::: Data in this exercise
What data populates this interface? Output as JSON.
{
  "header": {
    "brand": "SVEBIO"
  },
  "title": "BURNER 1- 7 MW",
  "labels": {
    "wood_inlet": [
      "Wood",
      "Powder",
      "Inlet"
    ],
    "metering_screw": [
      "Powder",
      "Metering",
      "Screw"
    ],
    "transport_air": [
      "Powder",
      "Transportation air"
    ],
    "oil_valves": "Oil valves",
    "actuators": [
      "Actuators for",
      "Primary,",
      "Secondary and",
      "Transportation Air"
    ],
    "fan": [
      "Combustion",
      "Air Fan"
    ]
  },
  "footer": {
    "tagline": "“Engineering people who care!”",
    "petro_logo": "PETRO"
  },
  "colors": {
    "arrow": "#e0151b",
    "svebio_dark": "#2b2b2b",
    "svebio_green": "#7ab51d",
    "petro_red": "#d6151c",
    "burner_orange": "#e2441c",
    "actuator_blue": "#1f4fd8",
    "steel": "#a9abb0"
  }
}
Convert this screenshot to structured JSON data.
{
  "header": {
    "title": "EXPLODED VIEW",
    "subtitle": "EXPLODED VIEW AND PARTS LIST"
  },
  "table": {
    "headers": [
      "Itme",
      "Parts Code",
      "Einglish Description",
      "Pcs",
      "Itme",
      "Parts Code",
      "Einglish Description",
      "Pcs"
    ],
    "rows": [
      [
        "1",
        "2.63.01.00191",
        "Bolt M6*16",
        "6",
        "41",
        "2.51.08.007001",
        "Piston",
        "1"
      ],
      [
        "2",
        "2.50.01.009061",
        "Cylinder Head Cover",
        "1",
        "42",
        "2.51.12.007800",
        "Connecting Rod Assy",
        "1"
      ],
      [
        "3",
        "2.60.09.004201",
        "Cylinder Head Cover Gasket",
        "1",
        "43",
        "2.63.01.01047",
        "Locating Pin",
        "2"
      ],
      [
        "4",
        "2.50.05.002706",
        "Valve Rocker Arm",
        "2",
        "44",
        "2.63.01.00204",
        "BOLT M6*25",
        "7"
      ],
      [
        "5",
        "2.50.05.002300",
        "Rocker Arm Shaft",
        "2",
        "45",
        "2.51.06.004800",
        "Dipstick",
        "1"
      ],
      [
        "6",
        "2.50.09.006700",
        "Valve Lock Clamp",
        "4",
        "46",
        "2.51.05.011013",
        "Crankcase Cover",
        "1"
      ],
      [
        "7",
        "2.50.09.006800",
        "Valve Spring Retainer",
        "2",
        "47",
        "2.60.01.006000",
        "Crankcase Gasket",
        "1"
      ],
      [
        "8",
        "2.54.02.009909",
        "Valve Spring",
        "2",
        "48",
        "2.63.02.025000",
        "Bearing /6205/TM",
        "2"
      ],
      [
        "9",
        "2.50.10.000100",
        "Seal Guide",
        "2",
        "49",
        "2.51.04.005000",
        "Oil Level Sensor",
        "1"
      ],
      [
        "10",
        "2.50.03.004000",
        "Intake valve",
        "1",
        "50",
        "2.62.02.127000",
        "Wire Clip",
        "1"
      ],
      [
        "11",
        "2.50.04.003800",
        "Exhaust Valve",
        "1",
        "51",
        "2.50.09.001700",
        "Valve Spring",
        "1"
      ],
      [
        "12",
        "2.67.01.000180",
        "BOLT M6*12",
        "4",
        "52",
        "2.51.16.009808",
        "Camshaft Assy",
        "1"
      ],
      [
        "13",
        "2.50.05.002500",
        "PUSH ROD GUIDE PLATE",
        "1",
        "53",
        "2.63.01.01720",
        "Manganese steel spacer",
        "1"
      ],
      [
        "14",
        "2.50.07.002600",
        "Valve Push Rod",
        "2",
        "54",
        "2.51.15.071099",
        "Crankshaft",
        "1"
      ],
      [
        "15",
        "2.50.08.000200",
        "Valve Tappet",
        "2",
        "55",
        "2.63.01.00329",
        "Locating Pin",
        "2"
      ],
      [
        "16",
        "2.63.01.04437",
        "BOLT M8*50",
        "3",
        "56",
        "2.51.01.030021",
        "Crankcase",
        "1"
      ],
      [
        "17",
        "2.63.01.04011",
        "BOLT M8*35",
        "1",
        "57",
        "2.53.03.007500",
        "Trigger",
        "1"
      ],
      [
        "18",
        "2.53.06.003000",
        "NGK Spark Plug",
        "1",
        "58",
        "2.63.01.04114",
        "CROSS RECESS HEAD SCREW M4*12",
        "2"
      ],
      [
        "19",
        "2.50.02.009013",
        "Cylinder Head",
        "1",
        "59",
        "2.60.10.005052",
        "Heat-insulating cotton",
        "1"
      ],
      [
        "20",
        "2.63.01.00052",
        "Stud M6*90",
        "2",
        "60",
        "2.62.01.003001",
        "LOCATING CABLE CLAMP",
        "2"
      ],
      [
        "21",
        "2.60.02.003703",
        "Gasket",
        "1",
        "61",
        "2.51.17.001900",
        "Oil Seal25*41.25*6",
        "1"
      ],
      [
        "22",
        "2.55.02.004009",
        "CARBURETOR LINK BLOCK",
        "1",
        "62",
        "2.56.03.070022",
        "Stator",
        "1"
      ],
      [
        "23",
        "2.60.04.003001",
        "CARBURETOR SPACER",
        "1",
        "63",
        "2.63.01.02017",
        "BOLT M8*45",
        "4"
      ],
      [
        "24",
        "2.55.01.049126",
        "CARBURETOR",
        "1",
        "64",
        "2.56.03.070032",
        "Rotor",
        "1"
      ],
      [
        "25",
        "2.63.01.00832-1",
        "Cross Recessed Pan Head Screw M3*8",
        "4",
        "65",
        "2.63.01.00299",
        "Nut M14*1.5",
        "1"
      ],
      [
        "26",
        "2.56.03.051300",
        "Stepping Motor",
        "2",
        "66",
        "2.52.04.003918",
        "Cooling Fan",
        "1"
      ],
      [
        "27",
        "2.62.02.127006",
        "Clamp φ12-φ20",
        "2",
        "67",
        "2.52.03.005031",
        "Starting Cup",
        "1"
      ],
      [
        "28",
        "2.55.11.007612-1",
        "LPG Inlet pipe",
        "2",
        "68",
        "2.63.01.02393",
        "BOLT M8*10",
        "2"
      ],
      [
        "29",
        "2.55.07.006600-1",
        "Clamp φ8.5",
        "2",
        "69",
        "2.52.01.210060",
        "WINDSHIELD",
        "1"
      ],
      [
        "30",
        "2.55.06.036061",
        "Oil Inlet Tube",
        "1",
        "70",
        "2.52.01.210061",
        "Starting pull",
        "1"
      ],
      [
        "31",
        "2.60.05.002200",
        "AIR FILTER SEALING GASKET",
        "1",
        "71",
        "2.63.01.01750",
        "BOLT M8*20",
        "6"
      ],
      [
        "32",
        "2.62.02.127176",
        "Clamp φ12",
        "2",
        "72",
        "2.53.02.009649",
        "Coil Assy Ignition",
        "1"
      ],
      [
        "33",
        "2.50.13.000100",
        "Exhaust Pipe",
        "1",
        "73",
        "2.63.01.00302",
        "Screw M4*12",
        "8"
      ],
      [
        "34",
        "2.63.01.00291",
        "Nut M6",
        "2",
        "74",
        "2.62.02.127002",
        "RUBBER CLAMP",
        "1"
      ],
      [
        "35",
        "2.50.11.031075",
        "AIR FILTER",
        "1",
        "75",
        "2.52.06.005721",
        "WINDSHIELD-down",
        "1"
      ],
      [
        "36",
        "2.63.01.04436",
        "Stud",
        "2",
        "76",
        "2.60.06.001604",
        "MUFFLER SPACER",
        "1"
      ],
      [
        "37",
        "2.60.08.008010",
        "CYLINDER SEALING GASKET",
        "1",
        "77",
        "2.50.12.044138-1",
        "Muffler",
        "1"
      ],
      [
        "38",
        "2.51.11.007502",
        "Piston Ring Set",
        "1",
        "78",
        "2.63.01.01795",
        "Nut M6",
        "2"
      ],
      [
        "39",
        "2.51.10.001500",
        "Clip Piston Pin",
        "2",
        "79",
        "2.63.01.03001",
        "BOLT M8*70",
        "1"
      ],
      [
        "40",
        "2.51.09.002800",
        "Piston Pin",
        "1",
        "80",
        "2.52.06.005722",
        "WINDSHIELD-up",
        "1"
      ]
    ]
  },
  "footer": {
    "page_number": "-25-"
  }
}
::::::
§ Exercise prompt
Your task is to collect every line above that contains the word "JSON".

§ Exercise output
What data populates this interface? Output as JSON.
Convert this screenshot to structured JSON data.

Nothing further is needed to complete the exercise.